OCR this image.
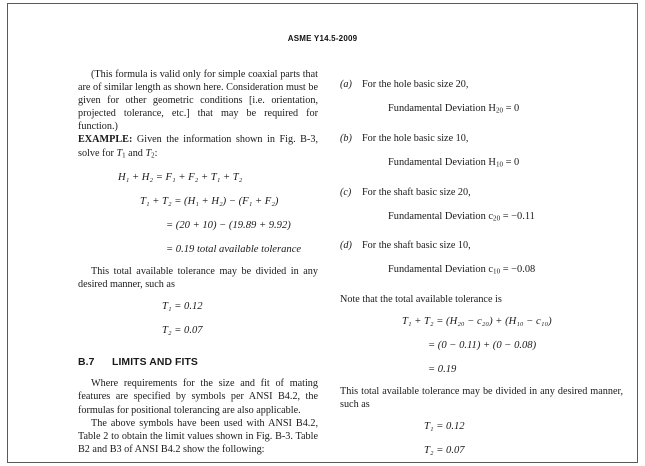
ASME Y14.5-2009

(This formula is valid only for simple coaxial parts that are of similar length as shown here. Consideration must be given for other geometric conditions [i.e. orientation, projected tolerance, etc.] that may be required for function.)

EXAMPLE: Given the information shown in Fig. B-3, solve for $T_1$ and $T_2$:

H₁ + H₂ = F₁ + F₂ + T₁ + T₂
T₁ + T₂ = (H₁ + H₂) − (F₁ + F₂)
= (20 + 10) − (19.89 + 9.92)
= 0.19 total available tolerance

This total available tolerance may be divided in any desired manner, such as

T₁ = 0.12
T₂ = 0.07
B.7 LIMITS AND FITS

Where requirements for the size and fit of mating features are specified by symbols per ANSI B4.2, the formulas for positional tolerancing are also applicable.

The above symbols have been used with ANSI B4.2, Table 2 to obtain the limit values shown in Fig. B-3. Table B2 and B3 of ANSI B4.2 show the following:

(a) For the hole basic size 20,

Fundamental Deviation $H_{20} = 0$

(b) For the hole basic size 10,

Fundamental Deviation $H_{10} = 0$

(c) For the shaft basic size 20,

Fundamental Deviation $c_{20} = -0.11$

(d) For the shaft basic size 10,

Fundamental Deviation $c_{10} = -0.08$

Note that the total available tolerance is

T₁ + T₂ = (H₂₀ − c₂₀) + (H₁₀ − c₁₀)
= (0 − 0.11) + (0 − 0.08)
= 0.19

This total available tolerance may be divided in any desired manner, such as

T₁ = 0.12
T₂ = 0.07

^^^^^^^^

*Stated exercise*: The records above need to be given again exactly. Omit the pictures.

*Expected answer*:
OCR this image.
ASME Y14.5-2009

(This formula is valid only for simple coaxial parts that are of similar length as shown here. Consideration must be given for other geometric conditions [i.e. orientation, projected tolerance, etc.] that may be required for function.)

EXAMPLE: Given the information shown in Fig. B-3, solve for $T_1$ and $T_2$:

H₁ + H₂ = F₁ + F₂ + T₁ + T₂
T₁ + T₂ = (H₁ + H₂) − (F₁ + F₂)
= (20 + 10) − (19.89 + 9.92)
= 0.19 total available tolerance

This total available tolerance may be divided in any desired manner, such as

T₁ = 0.12
T₂ = 0.07
B.7 LIMITS AND FITS

Where requirements for the size and fit of mating features are specified by symbols per ANSI B4.2, the formulas for positional tolerancing are also applicable.

The above symbols have been used with ANSI B4.2, Table 2 to obtain the limit values shown in Fig. B-3. Table B2 and B3 of ANSI B4.2 show the following:

(a) For the hole basic size 20,

Fundamental Deviation $H_{20} = 0$

(b) For the hole basic size 10,

Fundamental Deviation $H_{10} = 0$

(c) For the shaft basic size 20,

Fundamental Deviation $c_{20} = -0.11$

(d) For the shaft basic size 10,

Fundamental Deviation $c_{10} = -0.08$

Note that the total available tolerance is

T₁ + T₂ = (H₂₀ − c₂₀) + (H₁₀ − c₁₀)
= (0 − 0.11) + (0 − 0.08)
= 0.19

This total available tolerance may be divided in any desired manner, such as

T₁ = 0.12
T₂ = 0.07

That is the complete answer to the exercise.